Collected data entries

━━━━━━━━━━━━━━━━━━━━

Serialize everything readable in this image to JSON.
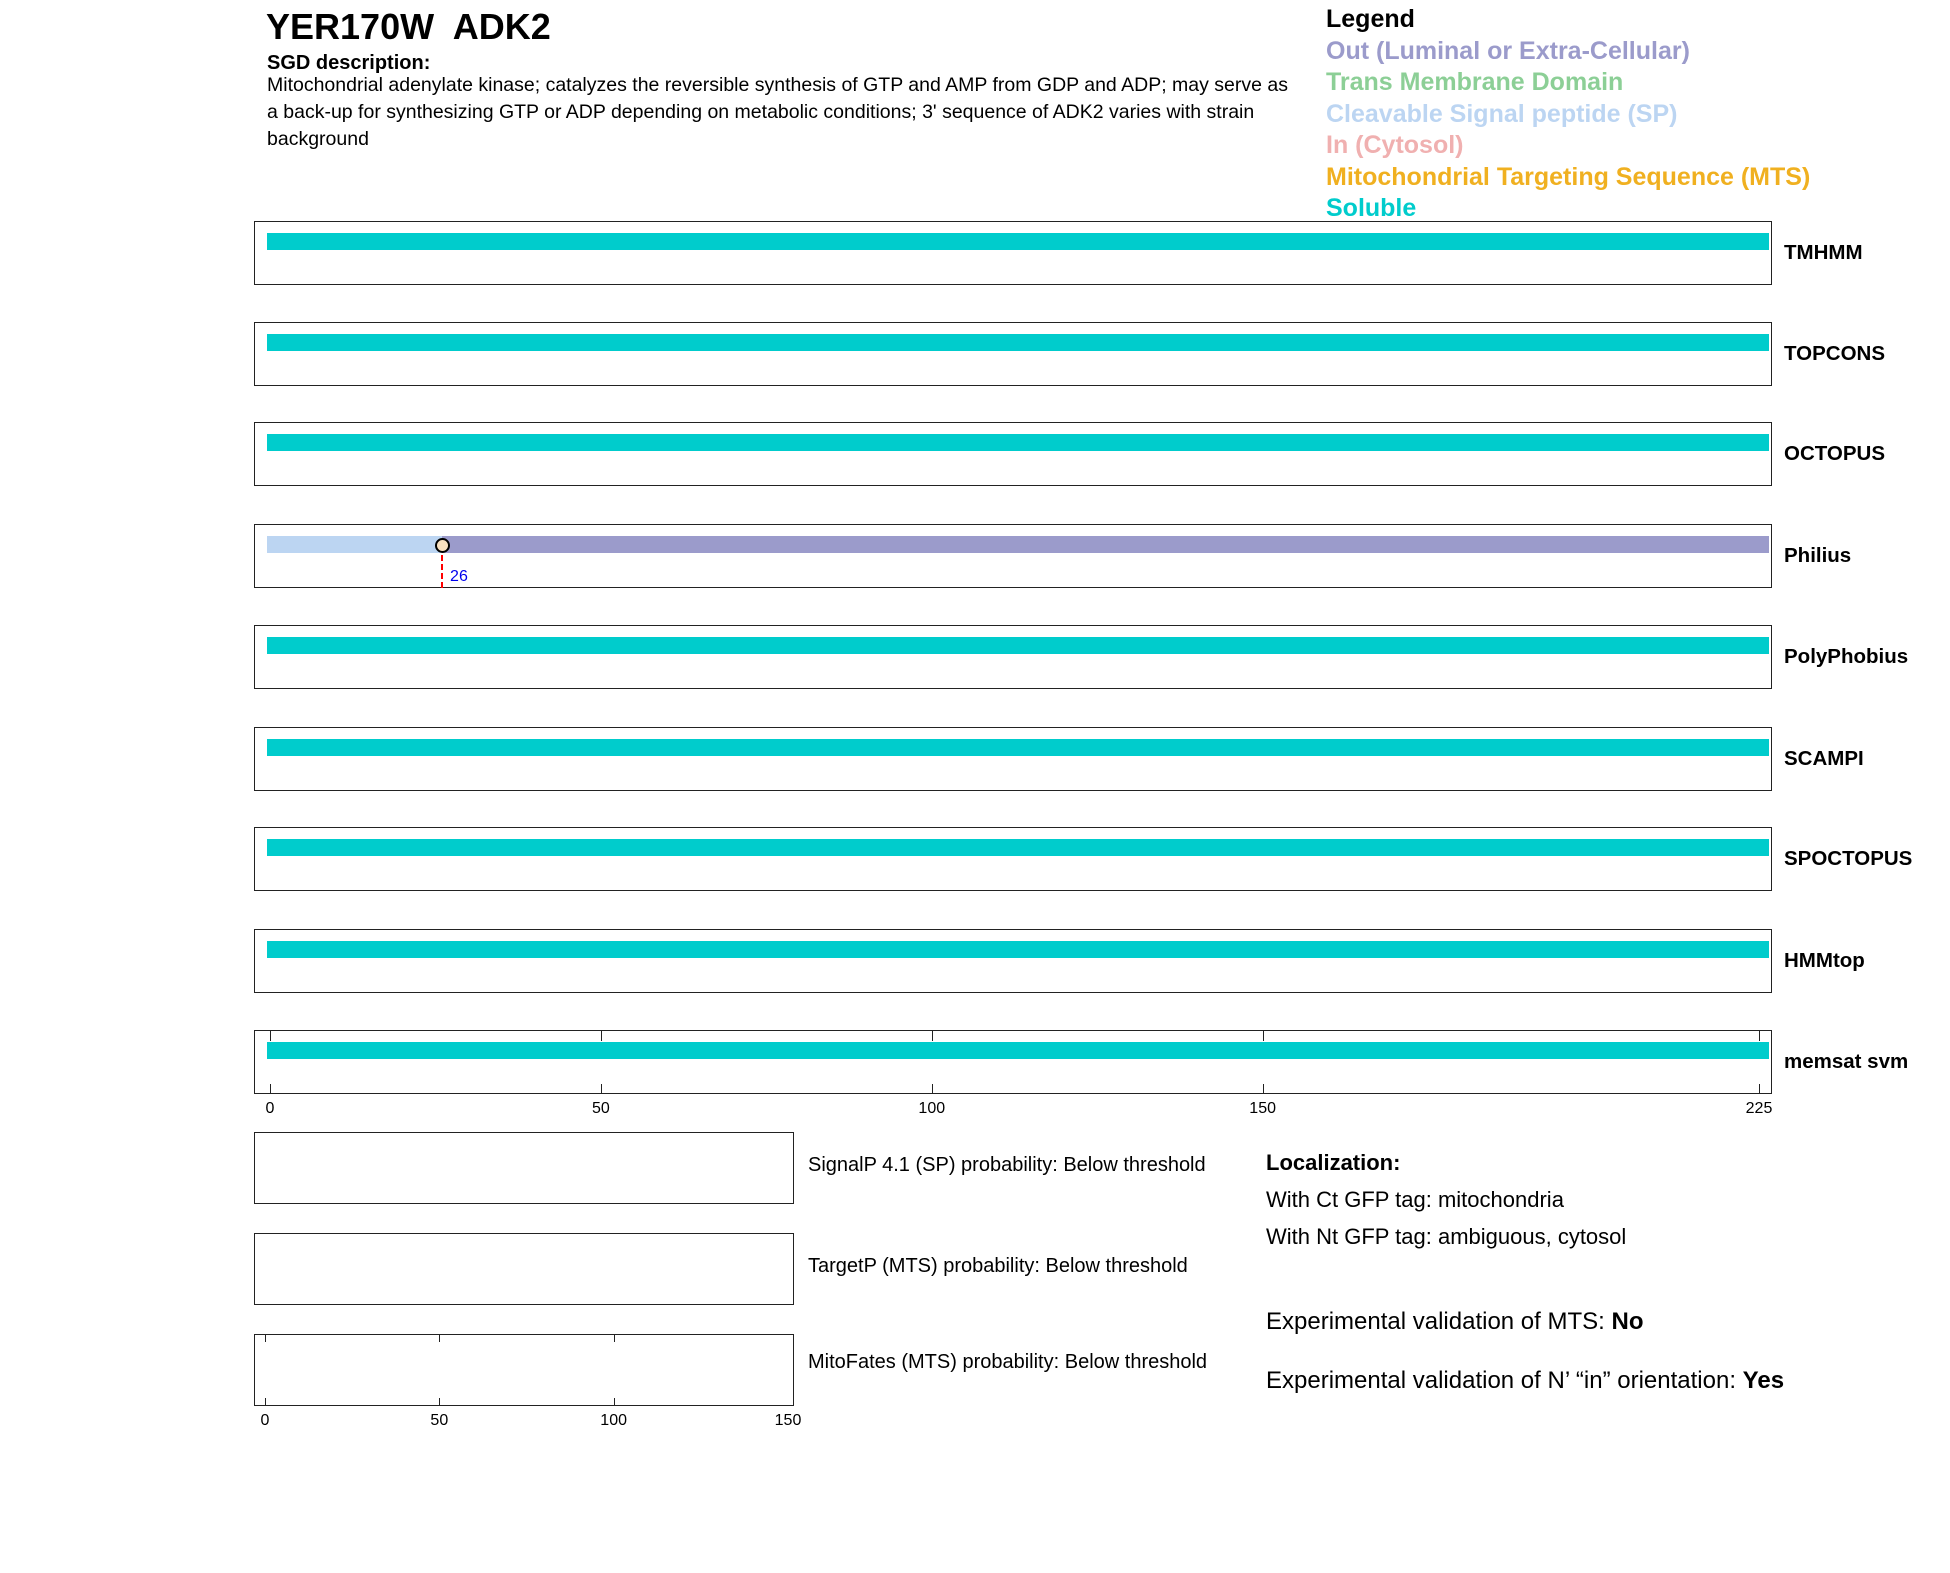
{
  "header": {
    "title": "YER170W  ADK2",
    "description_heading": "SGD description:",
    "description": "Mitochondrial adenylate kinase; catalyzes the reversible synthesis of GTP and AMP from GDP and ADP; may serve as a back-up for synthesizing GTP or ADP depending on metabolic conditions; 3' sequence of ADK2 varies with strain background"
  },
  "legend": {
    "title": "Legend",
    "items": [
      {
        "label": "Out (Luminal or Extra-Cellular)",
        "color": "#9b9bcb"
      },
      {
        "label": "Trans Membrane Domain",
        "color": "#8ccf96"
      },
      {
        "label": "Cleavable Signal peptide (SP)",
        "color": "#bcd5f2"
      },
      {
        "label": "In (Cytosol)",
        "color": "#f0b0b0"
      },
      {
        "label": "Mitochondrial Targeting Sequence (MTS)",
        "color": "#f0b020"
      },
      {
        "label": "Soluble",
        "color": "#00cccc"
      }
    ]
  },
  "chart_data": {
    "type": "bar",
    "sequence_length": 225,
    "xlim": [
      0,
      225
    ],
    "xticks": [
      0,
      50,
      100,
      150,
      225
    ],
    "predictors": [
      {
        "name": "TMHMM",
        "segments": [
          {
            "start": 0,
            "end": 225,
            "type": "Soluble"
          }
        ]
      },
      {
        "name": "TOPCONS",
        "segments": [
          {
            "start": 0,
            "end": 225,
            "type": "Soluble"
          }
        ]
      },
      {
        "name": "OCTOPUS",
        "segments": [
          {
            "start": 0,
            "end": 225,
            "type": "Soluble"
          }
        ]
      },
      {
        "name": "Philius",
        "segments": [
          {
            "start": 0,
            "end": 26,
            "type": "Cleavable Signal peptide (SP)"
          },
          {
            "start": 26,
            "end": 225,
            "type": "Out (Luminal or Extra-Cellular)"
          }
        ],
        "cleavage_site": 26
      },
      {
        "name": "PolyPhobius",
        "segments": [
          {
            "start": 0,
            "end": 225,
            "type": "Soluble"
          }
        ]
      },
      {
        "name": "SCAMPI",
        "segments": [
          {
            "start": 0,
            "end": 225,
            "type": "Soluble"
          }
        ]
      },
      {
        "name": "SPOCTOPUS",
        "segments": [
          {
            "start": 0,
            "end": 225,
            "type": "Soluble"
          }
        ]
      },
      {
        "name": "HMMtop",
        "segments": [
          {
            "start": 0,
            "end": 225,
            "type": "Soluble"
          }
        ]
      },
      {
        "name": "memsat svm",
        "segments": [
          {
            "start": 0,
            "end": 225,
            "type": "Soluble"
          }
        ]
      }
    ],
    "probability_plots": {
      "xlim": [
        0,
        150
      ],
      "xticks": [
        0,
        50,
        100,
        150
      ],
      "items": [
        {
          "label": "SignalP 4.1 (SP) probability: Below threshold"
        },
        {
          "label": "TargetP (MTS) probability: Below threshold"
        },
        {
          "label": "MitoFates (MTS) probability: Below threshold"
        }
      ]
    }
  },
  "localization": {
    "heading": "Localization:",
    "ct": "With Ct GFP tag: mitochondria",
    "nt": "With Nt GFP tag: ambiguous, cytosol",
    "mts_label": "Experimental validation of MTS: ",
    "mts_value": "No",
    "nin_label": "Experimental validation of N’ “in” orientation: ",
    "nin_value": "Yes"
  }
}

━━━━━━━━━━━━━━━━━━━━

In the data above, tally the lines holding "Luminal" and answer with the figure only.

**Result of this task:** 2